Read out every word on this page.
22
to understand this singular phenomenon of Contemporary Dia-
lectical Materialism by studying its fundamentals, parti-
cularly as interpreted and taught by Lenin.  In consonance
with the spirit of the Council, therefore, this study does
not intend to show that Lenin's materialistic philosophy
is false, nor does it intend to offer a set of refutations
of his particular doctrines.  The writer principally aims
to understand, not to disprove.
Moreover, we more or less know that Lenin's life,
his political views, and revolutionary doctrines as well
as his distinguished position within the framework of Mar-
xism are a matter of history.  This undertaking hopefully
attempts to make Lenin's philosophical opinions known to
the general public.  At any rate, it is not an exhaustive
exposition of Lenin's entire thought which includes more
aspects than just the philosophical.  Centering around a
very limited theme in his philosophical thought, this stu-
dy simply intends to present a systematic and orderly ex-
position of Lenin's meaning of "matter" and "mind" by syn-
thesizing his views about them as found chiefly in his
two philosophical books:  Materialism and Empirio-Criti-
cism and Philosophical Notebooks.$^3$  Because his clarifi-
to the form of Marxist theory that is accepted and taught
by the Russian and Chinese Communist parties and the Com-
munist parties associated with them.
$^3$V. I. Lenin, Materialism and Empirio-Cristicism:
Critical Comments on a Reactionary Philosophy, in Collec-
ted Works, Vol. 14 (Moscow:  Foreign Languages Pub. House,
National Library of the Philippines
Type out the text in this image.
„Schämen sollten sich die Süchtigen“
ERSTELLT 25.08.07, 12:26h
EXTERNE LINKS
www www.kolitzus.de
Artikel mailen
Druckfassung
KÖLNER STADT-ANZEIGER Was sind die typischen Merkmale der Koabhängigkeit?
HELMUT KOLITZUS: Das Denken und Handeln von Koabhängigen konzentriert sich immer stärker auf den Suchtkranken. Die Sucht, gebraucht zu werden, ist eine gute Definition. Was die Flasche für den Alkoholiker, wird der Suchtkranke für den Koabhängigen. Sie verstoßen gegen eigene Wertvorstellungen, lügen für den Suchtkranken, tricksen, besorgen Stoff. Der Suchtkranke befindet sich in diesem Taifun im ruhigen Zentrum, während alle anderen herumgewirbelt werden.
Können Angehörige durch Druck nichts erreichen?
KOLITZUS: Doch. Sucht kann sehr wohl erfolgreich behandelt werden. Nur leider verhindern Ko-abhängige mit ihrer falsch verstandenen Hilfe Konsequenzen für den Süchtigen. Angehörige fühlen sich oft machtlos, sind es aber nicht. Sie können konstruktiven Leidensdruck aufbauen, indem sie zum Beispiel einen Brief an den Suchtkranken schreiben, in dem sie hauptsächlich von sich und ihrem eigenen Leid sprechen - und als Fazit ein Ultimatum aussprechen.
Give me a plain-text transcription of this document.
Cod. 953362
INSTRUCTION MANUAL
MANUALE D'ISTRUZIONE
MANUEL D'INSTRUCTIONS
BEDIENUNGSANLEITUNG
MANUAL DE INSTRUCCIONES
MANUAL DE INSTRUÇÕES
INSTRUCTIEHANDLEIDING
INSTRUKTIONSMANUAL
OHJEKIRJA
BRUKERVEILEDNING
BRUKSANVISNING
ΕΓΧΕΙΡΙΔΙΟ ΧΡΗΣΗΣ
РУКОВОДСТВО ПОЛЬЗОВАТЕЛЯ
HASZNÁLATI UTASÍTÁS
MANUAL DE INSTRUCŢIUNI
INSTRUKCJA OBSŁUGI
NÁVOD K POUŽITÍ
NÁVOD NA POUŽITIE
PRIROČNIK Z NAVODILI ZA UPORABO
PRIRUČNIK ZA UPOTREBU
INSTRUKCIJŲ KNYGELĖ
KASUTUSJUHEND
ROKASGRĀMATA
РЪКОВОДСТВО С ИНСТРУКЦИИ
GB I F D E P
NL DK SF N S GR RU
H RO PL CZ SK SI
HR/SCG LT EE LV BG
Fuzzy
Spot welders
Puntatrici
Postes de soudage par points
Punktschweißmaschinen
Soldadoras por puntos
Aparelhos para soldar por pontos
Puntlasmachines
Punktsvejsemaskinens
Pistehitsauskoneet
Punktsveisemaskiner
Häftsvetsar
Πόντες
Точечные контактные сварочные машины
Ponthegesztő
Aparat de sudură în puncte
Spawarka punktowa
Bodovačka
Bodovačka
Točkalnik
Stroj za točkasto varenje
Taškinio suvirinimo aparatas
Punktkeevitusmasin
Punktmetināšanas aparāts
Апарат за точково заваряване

Task
Print all of the entries again, exactly as written.

Response to the exercise
Read out every word on this page.
22
to understand this singular phenomenon of Contemporary Dia-
lectical Materialism by studying its fundamentals, parti-
cularly as interpreted and taught by Lenin.  In consonance
with the spirit of the Council, therefore, this study does
not intend to show that Lenin's materialistic philosophy
is false, nor does it intend to offer a set of refutations
of his particular doctrines.  The writer principally aims
to understand, not to disprove.
Moreover, we more or less know that Lenin's life,
his political views, and revolutionary doctrines as well
as his distinguished position within the framework of Mar-
xism are a matter of history.  This undertaking hopefully
attempts to make Lenin's philosophical opinions known to
the general public.  At any rate, it is not an exhaustive
exposition of Lenin's entire thought which includes more
aspects than just the philosophical.  Centering around a
very limited theme in his philosophical thought, this stu-
dy simply intends to present a systematic and orderly ex-
position of Lenin's meaning of "matter" and "mind" by syn-
thesizing his views about them as found chiefly in his
two philosophical books:  Materialism and Empirio-Criti-
cism and Philosophical Notebooks.$^3$  Because his clarifi-
to the form of Marxist theory that is accepted and taught
by the Russian and Chinese Communist parties and the Com-
munist parties associated with them.
$^3$V. I. Lenin, Materialism and Empirio-Cristicism:
Critical Comments on a Reactionary Philosophy, in Collec-
ted Works, Vol. 14 (Moscow:  Foreign Languages Pub. House,
National Library of the Philippines
Type out the text in this image.
„Schämen sollten sich die Süchtigen“
ERSTELLT 25.08.07, 12:26h
EXTERNE LINKS
www www.kolitzus.de
Artikel mailen
Druckfassung
KÖLNER STADT-ANZEIGER Was sind die typischen Merkmale der Koabhängigkeit?
HELMUT KOLITZUS: Das Denken und Handeln von Koabhängigen konzentriert sich immer stärker auf den Suchtkranken. Die Sucht, gebraucht zu werden, ist eine gute Definition. Was die Flasche für den Alkoholiker, wird der Suchtkranke für den Koabhängigen. Sie verstoßen gegen eigene Wertvorstellungen, lügen für den Suchtkranken, tricksen, besorgen Stoff. Der Suchtkranke befindet sich in diesem Taifun im ruhigen Zentrum, während alle anderen herumgewirbelt werden.
Können Angehörige durch Druck nichts erreichen?
KOLITZUS: Doch. Sucht kann sehr wohl erfolgreich behandelt werden. Nur leider verhindern Ko-abhängige mit ihrer falsch verstandenen Hilfe Konsequenzen für den Süchtigen. Angehörige fühlen sich oft machtlos, sind es aber nicht. Sie können konstruktiven Leidensdruck aufbauen, indem sie zum Beispiel einen Brief an den Suchtkranken schreiben, in dem sie hauptsächlich von sich und ihrem eigenen Leid sprechen - und als Fazit ein Ultimatum aussprechen.
Give me a plain-text transcription of this document.
Cod. 953362
INSTRUCTION MANUAL
MANUALE D'ISTRUZIONE
MANUEL D'INSTRUCTIONS
BEDIENUNGSANLEITUNG
MANUAL DE INSTRUCCIONES
MANUAL DE INSTRUÇÕES
INSTRUCTIEHANDLEIDING
INSTRUKTIONSMANUAL
OHJEKIRJA
BRUKERVEILEDNING
BRUKSANVISNING
ΕΓΧΕΙΡΙΔΙΟ ΧΡΗΣΗΣ
РУКОВОДСТВО ПОЛЬЗОВАТЕЛЯ
HASZNÁLATI UTASÍTÁS
MANUAL DE INSTRUCŢIUNI
INSTRUKCJA OBSŁUGI
NÁVOD K POUŽITÍ
NÁVOD NA POUŽITIE
PRIROČNIK Z NAVODILI ZA UPORABO
PRIRUČNIK ZA UPOTREBU
INSTRUKCIJŲ KNYGELĖ
KASUTUSJUHEND
ROKASGRĀMATA
РЪКОВОДСТВО С ИНСТРУКЦИИ
GB I F D E P
NL DK SF N S GR RU
H RO PL CZ SK SI
HR/SCG LT EE LV BG
Fuzzy
Spot welders
Puntatrici
Postes de soudage par points
Punktschweißmaschinen
Soldadoras por puntos
Aparelhos para soldar por pontos
Puntlasmachines
Punktsvejsemaskinens
Pistehitsauskoneet
Punktsveisemaskiner
Häftsvetsar
Πόντες
Точечные контактные сварочные машины
Ponthegesztő
Aparat de sudură în puncte
Spawarka punktowa
Bodovačka
Bodovačka
Točkalnik
Stroj za točkasto varenje
Taškinio suvirinimo aparatas
Punktkeevitusmasin
Punktmetināšanas aparāts
Апарат за точково заваряване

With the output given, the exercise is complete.